YOUR INSTRUCTIONS
Reproduce the data in its entirety, exactly as supplied.

RAW DATA

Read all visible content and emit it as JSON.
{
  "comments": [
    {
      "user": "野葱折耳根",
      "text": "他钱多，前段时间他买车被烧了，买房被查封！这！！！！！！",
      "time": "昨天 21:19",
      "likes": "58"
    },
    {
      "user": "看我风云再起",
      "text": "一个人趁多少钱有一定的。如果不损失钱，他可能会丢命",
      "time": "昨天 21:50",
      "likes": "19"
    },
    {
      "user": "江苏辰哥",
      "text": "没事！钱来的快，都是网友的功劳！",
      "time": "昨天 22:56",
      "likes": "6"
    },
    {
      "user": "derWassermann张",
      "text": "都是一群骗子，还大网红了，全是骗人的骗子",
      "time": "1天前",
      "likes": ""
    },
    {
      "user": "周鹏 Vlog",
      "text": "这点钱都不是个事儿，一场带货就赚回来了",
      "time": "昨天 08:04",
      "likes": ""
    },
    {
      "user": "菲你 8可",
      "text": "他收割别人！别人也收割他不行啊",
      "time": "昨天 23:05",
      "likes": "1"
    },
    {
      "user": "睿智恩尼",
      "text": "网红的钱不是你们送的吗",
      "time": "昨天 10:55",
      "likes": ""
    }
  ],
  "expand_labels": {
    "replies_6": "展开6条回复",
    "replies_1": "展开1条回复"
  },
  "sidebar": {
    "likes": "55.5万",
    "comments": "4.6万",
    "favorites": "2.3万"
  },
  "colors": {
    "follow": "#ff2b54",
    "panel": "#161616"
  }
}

EXERCISE SOLUTION
Read all visible content and emit it as JSON.
{
  "comments": [
    {
      "user": "野葱折耳根",
      "text": "他钱多，前段时间他买车被烧了，买房被查封！这！！！！！！",
      "time": "昨天 21:19",
      "likes": "58"
    },
    {
      "user": "看我风云再起",
      "text": "一个人趁多少钱有一定的。如果不损失钱，他可能会丢命",
      "time": "昨天 21:50",
      "likes": "19"
    },
    {
      "user": "江苏辰哥",
      "text": "没事！钱来的快，都是网友的功劳！",
      "time": "昨天 22:56",
      "likes": "6"
    },
    {
      "user": "derWassermann张",
      "text": "都是一群骗子，还大网红了，全是骗人的骗子",
      "time": "1天前",
      "likes": ""
    },
    {
      "user": "周鹏 Vlog",
      "text": "这点钱都不是个事儿，一场带货就赚回来了",
      "time": "昨天 08:04",
      "likes": ""
    },
    {
      "user": "菲你 8可",
      "text": "他收割别人！别人也收割他不行啊",
      "time": "昨天 23:05",
      "likes": "1"
    },
    {
      "user": "睿智恩尼",
      "text": "网红的钱不是你们送的吗",
      "time": "昨天 10:55",
      "likes": ""
    }
  ],
  "expand_labels": {
    "replies_6": "展开6条回复",
    "replies_1": "展开1条回复"
  },
  "sidebar": {
    "likes": "55.5万",
    "comments": "4.6万",
    "favorites": "2.3万"
  },
  "colors": {
    "follow": "#ff2b54",
    "panel": "#161616"
  }
}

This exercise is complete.